[Information shown — start]

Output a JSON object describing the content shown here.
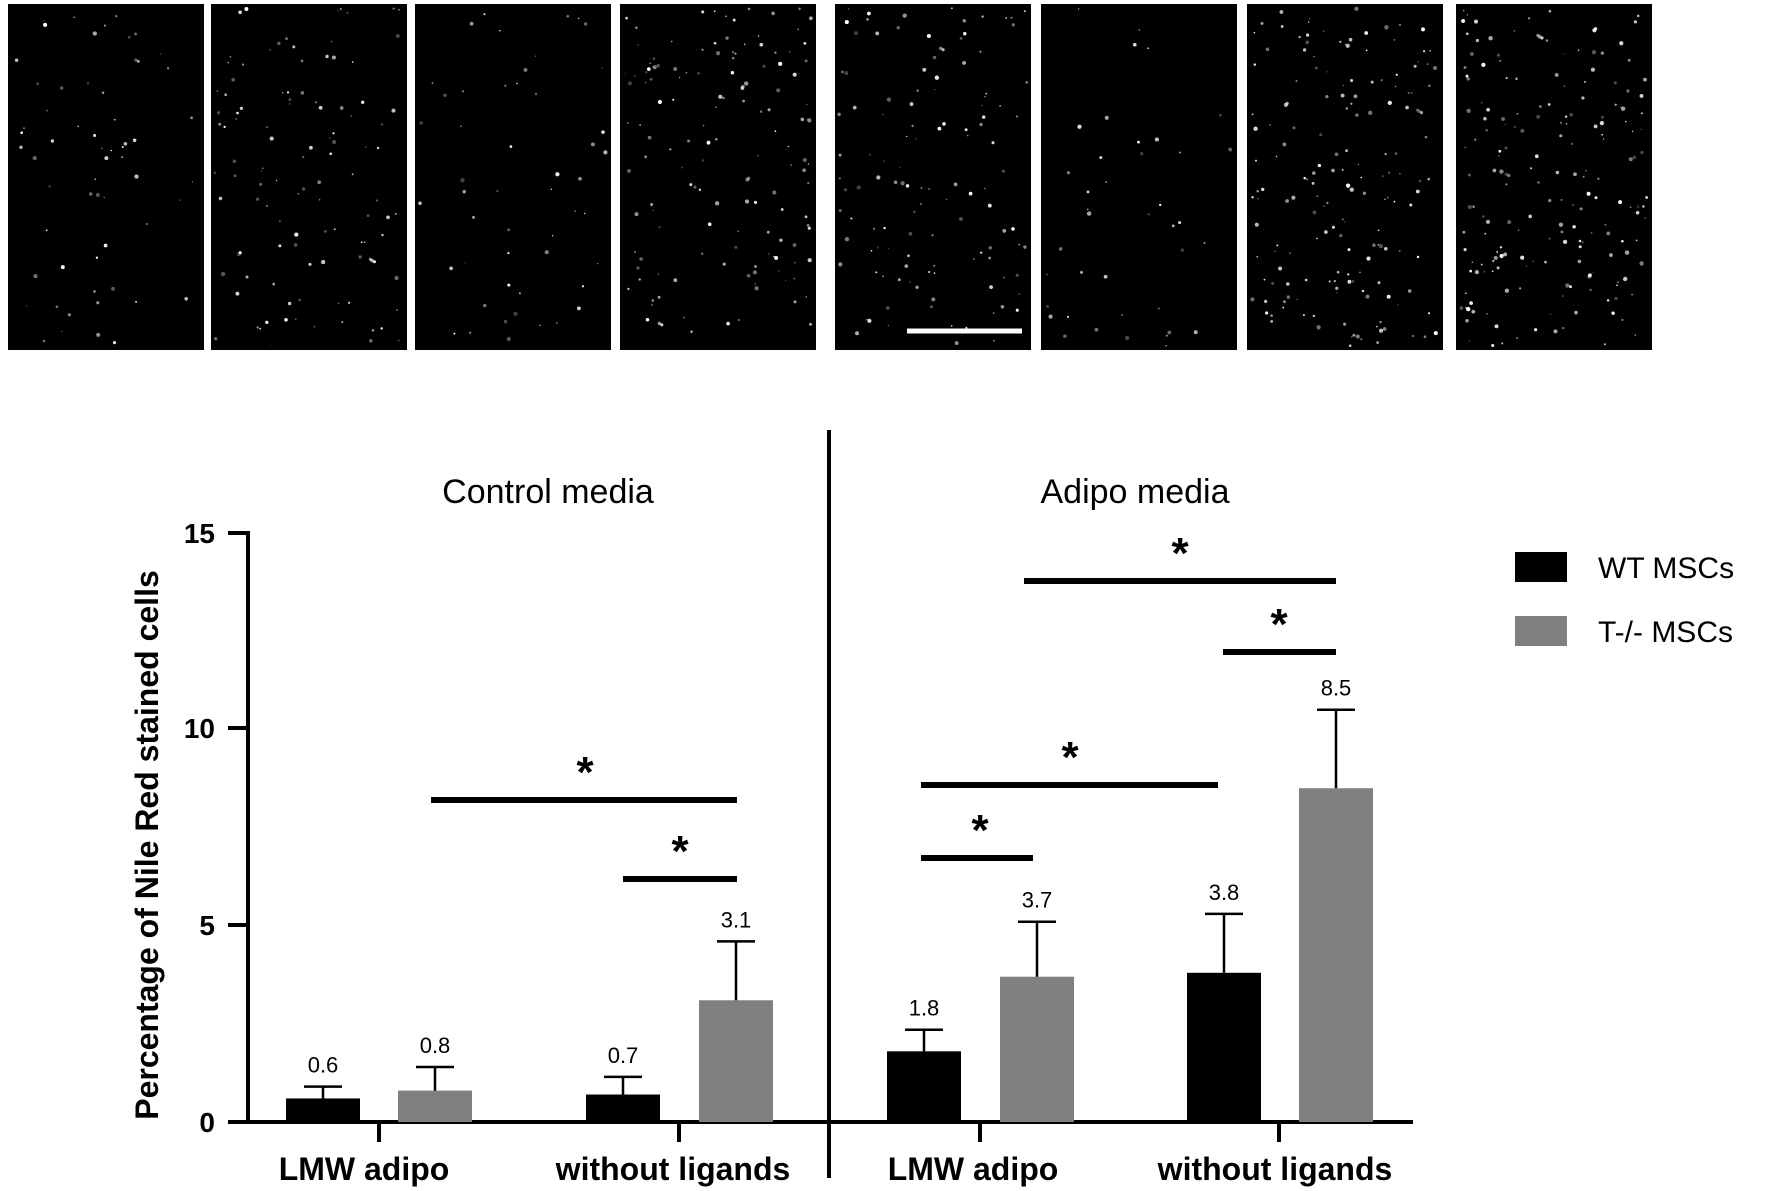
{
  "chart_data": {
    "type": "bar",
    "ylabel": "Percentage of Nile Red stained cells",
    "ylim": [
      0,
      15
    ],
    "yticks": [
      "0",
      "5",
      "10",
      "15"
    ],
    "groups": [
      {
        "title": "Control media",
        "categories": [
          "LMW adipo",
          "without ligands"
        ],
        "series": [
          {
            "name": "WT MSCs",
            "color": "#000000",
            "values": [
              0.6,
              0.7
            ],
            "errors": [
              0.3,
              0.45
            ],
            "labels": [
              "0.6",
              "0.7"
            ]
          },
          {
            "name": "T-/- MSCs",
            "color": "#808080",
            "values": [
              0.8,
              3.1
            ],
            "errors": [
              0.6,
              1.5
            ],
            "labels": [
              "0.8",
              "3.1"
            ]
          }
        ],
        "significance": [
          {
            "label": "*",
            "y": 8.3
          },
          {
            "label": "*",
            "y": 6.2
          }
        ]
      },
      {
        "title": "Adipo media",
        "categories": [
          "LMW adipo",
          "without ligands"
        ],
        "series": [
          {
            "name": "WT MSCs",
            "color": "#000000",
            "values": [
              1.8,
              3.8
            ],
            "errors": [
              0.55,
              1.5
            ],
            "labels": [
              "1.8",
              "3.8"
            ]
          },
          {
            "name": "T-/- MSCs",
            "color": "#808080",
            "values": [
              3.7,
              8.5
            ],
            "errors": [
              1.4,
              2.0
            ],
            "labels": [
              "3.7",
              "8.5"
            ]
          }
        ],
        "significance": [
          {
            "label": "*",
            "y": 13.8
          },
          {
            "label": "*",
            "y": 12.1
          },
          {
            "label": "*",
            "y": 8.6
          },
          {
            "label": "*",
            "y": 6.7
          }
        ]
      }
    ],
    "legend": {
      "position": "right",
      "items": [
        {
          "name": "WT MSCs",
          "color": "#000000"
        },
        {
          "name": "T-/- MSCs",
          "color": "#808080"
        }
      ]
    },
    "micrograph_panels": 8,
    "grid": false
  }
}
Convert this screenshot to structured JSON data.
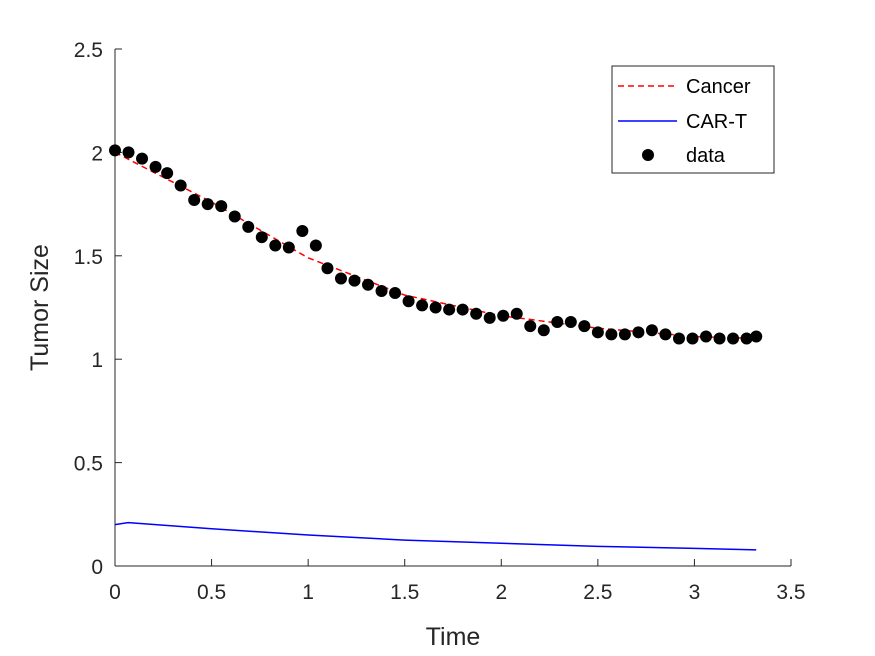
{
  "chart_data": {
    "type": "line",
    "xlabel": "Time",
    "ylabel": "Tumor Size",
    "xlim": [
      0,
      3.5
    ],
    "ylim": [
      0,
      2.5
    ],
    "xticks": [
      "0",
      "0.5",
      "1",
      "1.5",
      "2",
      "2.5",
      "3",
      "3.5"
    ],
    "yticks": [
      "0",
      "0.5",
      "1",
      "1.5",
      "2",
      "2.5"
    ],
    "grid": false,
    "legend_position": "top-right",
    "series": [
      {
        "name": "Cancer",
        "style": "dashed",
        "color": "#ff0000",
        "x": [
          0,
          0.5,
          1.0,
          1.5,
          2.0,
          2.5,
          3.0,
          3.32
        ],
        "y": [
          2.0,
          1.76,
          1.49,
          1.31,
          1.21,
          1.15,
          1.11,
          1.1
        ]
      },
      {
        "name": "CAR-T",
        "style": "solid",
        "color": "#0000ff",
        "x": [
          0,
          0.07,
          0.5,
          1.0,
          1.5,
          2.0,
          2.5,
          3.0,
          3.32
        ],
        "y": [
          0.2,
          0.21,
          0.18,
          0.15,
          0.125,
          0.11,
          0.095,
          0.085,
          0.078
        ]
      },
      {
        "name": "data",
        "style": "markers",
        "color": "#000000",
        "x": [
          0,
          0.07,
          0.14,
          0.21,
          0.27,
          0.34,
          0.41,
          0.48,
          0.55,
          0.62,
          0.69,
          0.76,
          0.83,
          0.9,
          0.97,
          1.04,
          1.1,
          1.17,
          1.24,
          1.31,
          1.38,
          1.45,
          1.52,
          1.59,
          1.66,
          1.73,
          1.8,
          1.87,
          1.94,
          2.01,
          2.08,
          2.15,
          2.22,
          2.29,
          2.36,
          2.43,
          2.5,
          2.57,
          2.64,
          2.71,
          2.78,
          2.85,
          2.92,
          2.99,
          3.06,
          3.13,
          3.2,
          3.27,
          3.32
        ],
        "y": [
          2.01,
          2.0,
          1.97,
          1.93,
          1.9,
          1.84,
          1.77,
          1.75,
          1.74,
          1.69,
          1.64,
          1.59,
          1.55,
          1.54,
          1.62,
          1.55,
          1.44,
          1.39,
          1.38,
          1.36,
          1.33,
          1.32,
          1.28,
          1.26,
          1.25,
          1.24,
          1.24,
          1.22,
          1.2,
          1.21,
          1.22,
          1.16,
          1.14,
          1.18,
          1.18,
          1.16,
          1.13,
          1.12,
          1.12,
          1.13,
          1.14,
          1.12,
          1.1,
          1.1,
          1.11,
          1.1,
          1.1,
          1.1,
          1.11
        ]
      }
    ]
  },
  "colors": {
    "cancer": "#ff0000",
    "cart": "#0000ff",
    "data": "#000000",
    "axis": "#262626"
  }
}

[Information shown — finish]

**Work order:**
Omit the pictures, then set down all the remaining data exactly as given.

**Solution to this problem:**
Output a JSON object describing the content shown here.
{
  "chart_data": {
    "type": "bar",
    "ylabel": "Percentage of Nile Red stained cells",
    "ylim": [
      0,
      15
    ],
    "yticks": [
      "0",
      "5",
      "10",
      "15"
    ],
    "groups": [
      {
        "title": "Control media",
        "categories": [
          "LMW adipo",
          "without ligands"
        ],
        "series": [
          {
            "name": "WT MSCs",
            "color": "#000000",
            "values": [
              0.6,
              0.7
            ],
            "errors": [
              0.3,
              0.45
            ],
            "labels": [
              "0.6",
              "0.7"
            ]
          },
          {
            "name": "T-/- MSCs",
            "color": "#808080",
            "values": [
              0.8,
              3.1
            ],
            "errors": [
              0.6,
              1.5
            ],
            "labels": [
              "0.8",
              "3.1"
            ]
          }
        ],
        "significance": [
          {
            "label": "*",
            "y": 8.3
          },
          {
            "label": "*",
            "y": 6.2
          }
        ]
      },
      {
        "title": "Adipo media",
        "categories": [
          "LMW adipo",
          "without ligands"
        ],
        "series": [
          {
            "name": "WT MSCs",
            "color": "#000000",
            "values": [
              1.8,
              3.8
            ],
            "errors": [
              0.55,
              1.5
            ],
            "labels": [
              "1.8",
              "3.8"
            ]
          },
          {
            "name": "T-/- MSCs",
            "color": "#808080",
            "values": [
              3.7,
              8.5
            ],
            "errors": [
              1.4,
              2.0
            ],
            "labels": [
              "3.7",
              "8.5"
            ]
          }
        ],
        "significance": [
          {
            "label": "*",
            "y": 13.8
          },
          {
            "label": "*",
            "y": 12.1
          },
          {
            "label": "*",
            "y": 8.6
          },
          {
            "label": "*",
            "y": 6.7
          }
        ]
      }
    ],
    "legend": {
      "position": "right",
      "items": [
        {
          "name": "WT MSCs",
          "color": "#000000"
        },
        {
          "name": "T-/- MSCs",
          "color": "#808080"
        }
      ]
    },
    "micrograph_panels": 8,
    "grid": false
  }
}
Convert this screenshot to structured JSON data.
{
  "chart_data": {
    "type": "line",
    "xlabel": "Time",
    "ylabel": "Tumor Size",
    "xlim": [
      0,
      3.5
    ],
    "ylim": [
      0,
      2.5
    ],
    "xticks": [
      "0",
      "0.5",
      "1",
      "1.5",
      "2",
      "2.5",
      "3",
      "3.5"
    ],
    "yticks": [
      "0",
      "0.5",
      "1",
      "1.5",
      "2",
      "2.5"
    ],
    "grid": false,
    "legend_position": "top-right",
    "series": [
      {
        "name": "Cancer",
        "style": "dashed",
        "color": "#ff0000",
        "x": [
          0,
          0.5,
          1.0,
          1.5,
          2.0,
          2.5,
          3.0,
          3.32
        ],
        "y": [
          2.0,
          1.76,
          1.49,
          1.31,
          1.21,
          1.15,
          1.11,
          1.1
        ]
      },
      {
        "name": "CAR-T",
        "style": "solid",
        "color": "#0000ff",
        "x": [
          0,
          0.07,
          0.5,
          1.0,
          1.5,
          2.0,
          2.5,
          3.0,
          3.32
        ],
        "y": [
          0.2,
          0.21,
          0.18,
          0.15,
          0.125,
          0.11,
          0.095,
          0.085,
          0.078
        ]
      },
      {
        "name": "data",
        "style": "markers",
        "color": "#000000",
        "x": [
          0,
          0.07,
          0.14,
          0.21,
          0.27,
          0.34,
          0.41,
          0.48,
          0.55,
          0.62,
          0.69,
          0.76,
          0.83,
          0.9,
          0.97,
          1.04,
          1.1,
          1.17,
          1.24,
          1.31,
          1.38,
          1.45,
          1.52,
          1.59,
          1.66,
          1.73,
          1.8,
          1.87,
          1.94,
          2.01,
          2.08,
          2.15,
          2.22,
          2.29,
          2.36,
          2.43,
          2.5,
          2.57,
          2.64,
          2.71,
          2.78,
          2.85,
          2.92,
          2.99,
          3.06,
          3.13,
          3.2,
          3.27,
          3.32
        ],
        "y": [
          2.01,
          2.0,
          1.97,
          1.93,
          1.9,
          1.84,
          1.77,
          1.75,
          1.74,
          1.69,
          1.64,
          1.59,
          1.55,
          1.54,
          1.62,
          1.55,
          1.44,
          1.39,
          1.38,
          1.36,
          1.33,
          1.32,
          1.28,
          1.26,
          1.25,
          1.24,
          1.24,
          1.22,
          1.2,
          1.21,
          1.22,
          1.16,
          1.14,
          1.18,
          1.18,
          1.16,
          1.13,
          1.12,
          1.12,
          1.13,
          1.14,
          1.12,
          1.1,
          1.1,
          1.11,
          1.1,
          1.1,
          1.1,
          1.11
        ]
      }
    ]
  },
  "colors": {
    "cancer": "#ff0000",
    "cart": "#0000ff",
    "data": "#000000",
    "axis": "#262626"
  }
}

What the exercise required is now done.